Raw records:
────────

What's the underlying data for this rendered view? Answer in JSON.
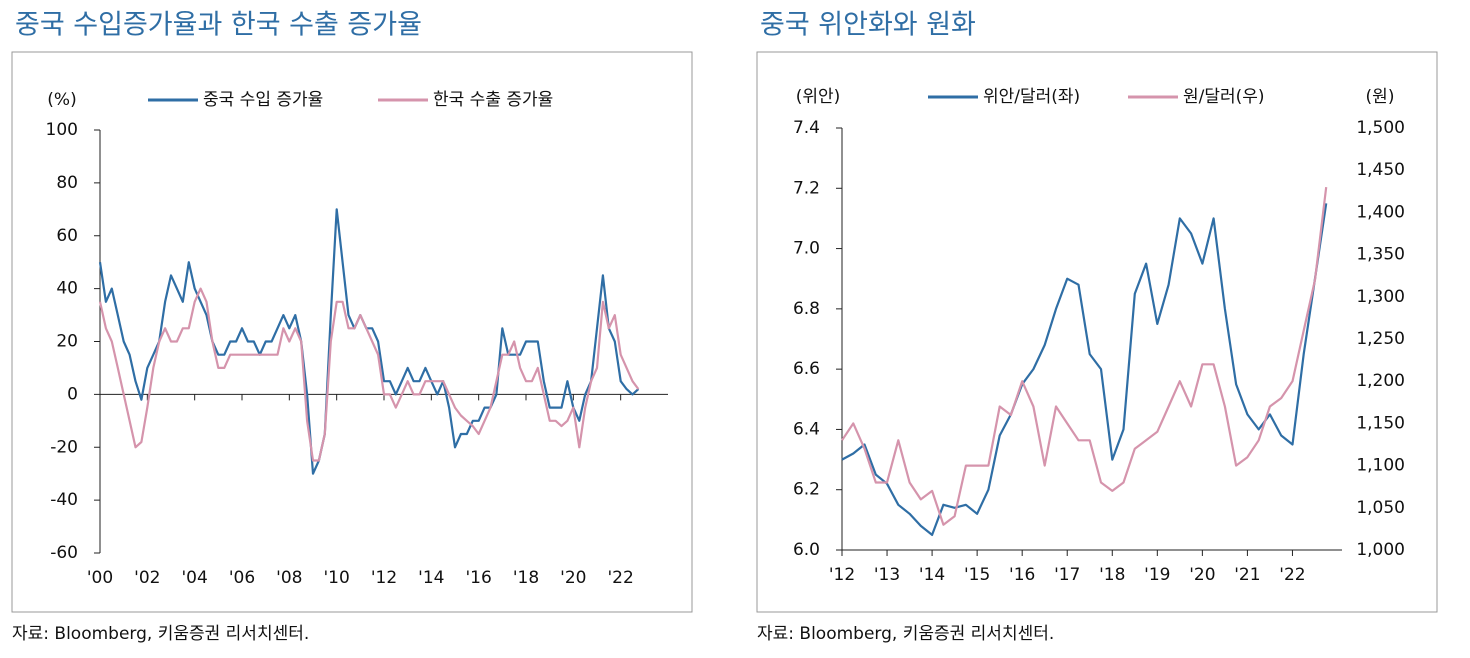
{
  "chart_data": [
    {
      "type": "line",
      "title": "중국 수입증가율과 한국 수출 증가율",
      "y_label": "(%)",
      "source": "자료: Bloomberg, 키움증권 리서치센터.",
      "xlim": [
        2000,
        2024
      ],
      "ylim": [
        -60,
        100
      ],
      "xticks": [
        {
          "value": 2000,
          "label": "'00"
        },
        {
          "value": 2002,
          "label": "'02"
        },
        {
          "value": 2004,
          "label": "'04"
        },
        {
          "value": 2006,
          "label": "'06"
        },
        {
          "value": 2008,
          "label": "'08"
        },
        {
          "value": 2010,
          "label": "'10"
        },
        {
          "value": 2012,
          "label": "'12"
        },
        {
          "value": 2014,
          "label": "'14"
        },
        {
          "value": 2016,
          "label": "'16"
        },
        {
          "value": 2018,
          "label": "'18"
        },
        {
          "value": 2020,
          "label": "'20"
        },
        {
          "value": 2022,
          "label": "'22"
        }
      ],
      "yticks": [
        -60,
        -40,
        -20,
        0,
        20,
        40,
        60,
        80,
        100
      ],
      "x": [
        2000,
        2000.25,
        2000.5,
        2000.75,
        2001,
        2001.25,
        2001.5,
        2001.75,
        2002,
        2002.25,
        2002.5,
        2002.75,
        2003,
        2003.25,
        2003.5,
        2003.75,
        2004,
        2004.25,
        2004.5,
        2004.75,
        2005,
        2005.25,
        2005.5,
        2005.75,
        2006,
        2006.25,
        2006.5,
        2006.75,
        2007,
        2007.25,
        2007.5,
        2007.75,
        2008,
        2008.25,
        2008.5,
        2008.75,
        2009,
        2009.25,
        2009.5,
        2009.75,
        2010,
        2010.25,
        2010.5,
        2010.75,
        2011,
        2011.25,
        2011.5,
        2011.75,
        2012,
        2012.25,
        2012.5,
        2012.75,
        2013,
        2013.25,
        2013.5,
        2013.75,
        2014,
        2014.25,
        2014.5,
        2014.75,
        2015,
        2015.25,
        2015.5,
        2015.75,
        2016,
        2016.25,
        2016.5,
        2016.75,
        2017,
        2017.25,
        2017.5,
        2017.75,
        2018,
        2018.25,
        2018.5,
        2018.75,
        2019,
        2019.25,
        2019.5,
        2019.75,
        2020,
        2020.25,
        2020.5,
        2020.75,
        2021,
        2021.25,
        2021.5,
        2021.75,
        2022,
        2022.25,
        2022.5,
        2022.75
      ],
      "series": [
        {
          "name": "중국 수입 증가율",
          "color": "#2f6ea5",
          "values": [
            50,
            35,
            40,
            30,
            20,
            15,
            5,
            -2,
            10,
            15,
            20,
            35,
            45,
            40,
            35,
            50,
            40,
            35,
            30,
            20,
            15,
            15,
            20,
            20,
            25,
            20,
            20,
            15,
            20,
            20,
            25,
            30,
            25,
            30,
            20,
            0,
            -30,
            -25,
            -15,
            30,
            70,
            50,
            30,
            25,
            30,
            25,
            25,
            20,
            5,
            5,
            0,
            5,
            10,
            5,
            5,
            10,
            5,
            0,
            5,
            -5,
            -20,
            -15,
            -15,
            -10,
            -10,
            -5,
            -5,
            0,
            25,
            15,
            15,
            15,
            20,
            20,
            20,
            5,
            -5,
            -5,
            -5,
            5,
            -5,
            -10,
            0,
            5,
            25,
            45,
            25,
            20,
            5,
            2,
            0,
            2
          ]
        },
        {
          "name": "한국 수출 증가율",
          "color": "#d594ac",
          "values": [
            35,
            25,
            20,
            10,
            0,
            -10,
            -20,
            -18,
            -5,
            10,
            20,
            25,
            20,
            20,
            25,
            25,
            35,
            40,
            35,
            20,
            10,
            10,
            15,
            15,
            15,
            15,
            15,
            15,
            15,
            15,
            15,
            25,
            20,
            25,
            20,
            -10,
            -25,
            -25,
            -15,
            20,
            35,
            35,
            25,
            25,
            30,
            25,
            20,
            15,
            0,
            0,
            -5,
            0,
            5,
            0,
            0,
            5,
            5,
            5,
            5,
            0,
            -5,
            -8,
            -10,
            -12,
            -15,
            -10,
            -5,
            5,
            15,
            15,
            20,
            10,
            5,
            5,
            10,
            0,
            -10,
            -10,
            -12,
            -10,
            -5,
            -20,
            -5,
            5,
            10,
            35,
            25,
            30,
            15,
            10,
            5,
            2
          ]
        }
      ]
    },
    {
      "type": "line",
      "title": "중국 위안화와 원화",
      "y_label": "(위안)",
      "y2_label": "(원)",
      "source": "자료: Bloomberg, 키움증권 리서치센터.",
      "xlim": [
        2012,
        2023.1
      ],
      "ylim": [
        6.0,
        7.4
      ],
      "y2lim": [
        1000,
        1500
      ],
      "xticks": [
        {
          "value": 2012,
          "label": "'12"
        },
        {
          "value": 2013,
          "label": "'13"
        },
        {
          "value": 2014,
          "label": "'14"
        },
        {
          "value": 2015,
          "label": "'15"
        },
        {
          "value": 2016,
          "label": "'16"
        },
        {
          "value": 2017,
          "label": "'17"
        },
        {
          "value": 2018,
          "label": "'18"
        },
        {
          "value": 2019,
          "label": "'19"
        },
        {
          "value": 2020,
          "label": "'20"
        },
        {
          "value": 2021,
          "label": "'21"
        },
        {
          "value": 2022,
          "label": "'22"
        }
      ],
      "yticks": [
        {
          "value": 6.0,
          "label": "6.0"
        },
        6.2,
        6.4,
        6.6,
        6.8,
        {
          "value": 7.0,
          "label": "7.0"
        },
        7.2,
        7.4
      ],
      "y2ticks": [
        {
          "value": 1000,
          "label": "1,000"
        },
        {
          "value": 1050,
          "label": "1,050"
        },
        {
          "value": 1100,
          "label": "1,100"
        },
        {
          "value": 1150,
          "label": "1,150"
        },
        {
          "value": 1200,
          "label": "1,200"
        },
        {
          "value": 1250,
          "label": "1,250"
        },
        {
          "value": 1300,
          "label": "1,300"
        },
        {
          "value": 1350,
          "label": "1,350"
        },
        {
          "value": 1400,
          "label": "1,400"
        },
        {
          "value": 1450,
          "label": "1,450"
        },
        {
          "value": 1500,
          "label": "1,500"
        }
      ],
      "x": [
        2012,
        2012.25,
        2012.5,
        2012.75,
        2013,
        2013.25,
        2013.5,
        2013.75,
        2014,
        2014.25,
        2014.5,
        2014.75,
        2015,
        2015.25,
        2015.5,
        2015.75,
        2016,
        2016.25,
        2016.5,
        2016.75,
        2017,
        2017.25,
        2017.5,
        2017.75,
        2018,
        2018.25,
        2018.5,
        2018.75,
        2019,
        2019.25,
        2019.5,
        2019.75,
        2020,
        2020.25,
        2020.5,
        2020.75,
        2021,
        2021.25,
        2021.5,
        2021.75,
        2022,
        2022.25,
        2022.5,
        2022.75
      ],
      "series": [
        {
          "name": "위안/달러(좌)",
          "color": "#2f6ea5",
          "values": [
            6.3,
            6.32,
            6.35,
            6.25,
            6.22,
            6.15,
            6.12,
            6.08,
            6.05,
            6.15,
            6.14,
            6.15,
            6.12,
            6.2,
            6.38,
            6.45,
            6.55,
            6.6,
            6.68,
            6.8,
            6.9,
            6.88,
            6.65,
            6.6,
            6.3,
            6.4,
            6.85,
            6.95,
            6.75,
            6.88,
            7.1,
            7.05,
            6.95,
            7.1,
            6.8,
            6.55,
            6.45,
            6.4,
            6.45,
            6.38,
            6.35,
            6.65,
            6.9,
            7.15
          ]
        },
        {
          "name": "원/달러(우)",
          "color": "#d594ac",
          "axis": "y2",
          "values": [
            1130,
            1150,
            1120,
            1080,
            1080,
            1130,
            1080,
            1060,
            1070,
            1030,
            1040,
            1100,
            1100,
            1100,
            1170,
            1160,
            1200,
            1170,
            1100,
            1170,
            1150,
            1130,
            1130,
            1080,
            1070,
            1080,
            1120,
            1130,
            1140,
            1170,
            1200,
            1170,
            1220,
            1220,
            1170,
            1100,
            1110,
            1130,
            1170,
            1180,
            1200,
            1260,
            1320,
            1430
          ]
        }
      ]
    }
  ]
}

────────

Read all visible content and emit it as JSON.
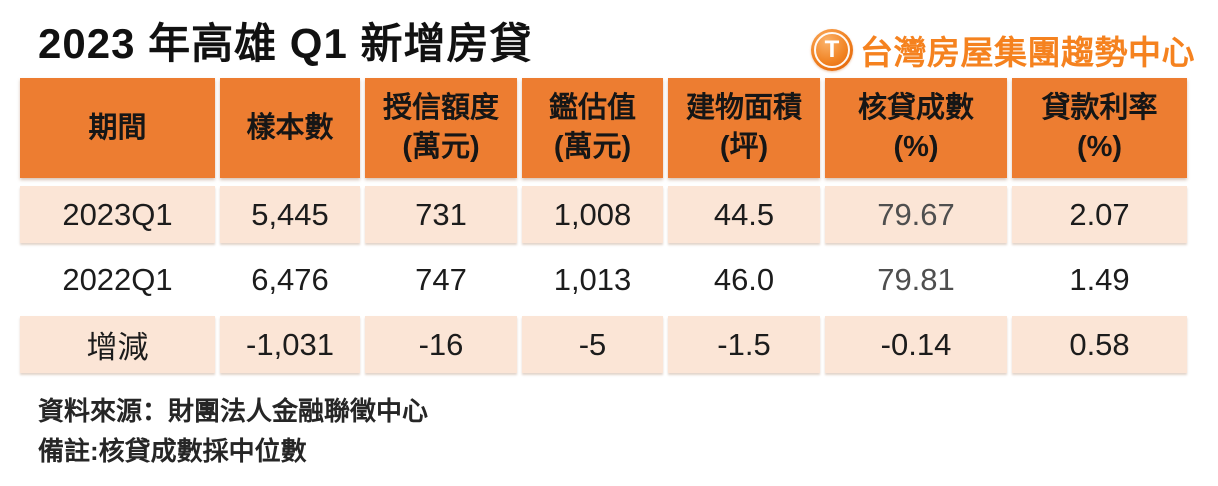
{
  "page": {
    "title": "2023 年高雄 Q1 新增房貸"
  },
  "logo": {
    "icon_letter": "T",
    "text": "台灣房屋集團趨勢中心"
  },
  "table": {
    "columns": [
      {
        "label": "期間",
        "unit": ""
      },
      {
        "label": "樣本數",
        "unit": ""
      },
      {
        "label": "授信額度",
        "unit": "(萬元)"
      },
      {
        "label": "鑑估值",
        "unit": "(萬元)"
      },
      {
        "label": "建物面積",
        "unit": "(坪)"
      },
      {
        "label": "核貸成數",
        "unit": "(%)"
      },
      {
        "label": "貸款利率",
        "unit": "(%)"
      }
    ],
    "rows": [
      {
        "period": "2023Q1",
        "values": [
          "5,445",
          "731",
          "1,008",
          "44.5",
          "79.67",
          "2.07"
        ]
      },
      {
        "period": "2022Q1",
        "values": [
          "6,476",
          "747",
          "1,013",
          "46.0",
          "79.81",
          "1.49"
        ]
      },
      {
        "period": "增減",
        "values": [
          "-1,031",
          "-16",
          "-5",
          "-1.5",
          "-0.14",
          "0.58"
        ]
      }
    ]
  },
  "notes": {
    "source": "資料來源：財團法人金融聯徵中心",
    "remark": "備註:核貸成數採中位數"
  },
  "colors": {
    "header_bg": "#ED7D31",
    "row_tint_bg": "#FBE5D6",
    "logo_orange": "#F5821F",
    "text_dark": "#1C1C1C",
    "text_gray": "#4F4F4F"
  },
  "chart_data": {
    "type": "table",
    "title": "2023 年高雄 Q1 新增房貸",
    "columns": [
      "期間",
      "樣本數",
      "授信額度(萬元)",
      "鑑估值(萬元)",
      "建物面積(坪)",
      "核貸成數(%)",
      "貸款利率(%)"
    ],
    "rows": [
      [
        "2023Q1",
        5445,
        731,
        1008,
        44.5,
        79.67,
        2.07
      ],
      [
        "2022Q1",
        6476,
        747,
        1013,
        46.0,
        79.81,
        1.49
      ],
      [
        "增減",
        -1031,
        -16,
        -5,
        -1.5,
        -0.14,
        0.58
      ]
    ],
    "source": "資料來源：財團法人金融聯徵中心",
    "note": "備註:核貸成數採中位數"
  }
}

────────

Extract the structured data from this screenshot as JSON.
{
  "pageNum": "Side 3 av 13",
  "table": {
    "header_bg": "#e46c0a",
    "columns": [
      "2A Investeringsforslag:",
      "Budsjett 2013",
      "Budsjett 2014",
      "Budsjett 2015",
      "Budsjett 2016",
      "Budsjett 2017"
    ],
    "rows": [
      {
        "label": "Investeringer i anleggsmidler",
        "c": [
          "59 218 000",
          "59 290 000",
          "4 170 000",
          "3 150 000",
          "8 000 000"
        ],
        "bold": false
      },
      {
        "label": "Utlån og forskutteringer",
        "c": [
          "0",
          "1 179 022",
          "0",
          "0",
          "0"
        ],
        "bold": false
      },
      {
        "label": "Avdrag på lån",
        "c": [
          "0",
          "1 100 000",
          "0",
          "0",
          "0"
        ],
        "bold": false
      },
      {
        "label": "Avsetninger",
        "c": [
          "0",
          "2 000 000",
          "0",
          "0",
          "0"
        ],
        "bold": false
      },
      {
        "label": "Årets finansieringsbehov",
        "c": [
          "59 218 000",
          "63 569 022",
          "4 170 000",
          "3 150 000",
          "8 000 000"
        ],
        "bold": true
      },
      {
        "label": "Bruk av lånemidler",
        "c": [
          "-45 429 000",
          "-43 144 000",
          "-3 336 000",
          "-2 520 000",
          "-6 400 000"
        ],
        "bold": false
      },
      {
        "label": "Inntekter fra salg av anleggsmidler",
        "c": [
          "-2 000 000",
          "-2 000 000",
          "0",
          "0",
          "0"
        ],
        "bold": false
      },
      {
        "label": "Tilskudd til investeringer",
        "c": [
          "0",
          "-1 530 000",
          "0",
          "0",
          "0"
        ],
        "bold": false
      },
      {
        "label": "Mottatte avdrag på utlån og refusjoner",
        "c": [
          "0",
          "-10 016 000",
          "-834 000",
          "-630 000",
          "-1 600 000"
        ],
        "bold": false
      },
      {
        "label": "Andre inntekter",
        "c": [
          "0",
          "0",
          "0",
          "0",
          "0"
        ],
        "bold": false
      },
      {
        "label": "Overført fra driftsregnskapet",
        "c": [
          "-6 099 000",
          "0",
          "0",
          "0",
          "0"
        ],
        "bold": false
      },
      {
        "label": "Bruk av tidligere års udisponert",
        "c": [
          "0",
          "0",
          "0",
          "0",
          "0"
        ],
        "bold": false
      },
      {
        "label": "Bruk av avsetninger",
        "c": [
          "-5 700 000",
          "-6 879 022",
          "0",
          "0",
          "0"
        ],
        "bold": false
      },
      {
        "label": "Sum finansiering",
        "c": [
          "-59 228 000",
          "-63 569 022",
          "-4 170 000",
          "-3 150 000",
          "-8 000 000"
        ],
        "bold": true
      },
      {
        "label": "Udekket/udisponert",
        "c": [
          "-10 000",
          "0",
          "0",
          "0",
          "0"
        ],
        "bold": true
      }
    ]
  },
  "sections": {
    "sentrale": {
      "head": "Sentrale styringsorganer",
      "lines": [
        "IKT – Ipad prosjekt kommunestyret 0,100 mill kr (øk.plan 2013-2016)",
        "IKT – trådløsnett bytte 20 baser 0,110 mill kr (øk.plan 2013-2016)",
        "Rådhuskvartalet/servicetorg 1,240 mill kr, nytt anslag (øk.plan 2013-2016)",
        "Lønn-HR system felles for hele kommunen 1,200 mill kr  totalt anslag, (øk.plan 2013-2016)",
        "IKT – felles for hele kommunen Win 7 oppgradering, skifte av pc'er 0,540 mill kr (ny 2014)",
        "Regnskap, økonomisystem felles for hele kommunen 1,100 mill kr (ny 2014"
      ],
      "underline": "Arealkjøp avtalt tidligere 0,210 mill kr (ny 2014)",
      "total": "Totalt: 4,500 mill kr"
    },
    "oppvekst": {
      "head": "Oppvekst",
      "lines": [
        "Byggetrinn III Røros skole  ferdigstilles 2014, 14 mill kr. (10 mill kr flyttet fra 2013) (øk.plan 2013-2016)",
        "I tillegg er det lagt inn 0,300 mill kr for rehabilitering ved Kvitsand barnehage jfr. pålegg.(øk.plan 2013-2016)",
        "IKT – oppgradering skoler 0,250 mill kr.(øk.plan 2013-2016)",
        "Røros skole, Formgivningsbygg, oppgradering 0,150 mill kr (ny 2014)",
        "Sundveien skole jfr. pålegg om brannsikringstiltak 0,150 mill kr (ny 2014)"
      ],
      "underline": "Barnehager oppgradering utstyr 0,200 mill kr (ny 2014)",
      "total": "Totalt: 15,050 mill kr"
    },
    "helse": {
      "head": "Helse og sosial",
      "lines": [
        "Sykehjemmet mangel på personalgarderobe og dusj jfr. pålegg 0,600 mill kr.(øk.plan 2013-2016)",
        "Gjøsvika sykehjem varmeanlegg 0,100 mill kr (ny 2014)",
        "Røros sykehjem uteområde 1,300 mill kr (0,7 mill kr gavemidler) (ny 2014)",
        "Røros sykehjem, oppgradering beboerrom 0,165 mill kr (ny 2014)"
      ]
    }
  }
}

────────

**Work to complete**
Pull out all lines from the entries above in which the word "title" appears.

**Answer in full**
      "title": "중국 수입증가율과 한국 수출 증가율",
      "title": "중국 위안화와 원화",
    "title": "2023 年高雄 Q1 新增房貸"
    "title": "2023 年高雄 Q1 新增房貸",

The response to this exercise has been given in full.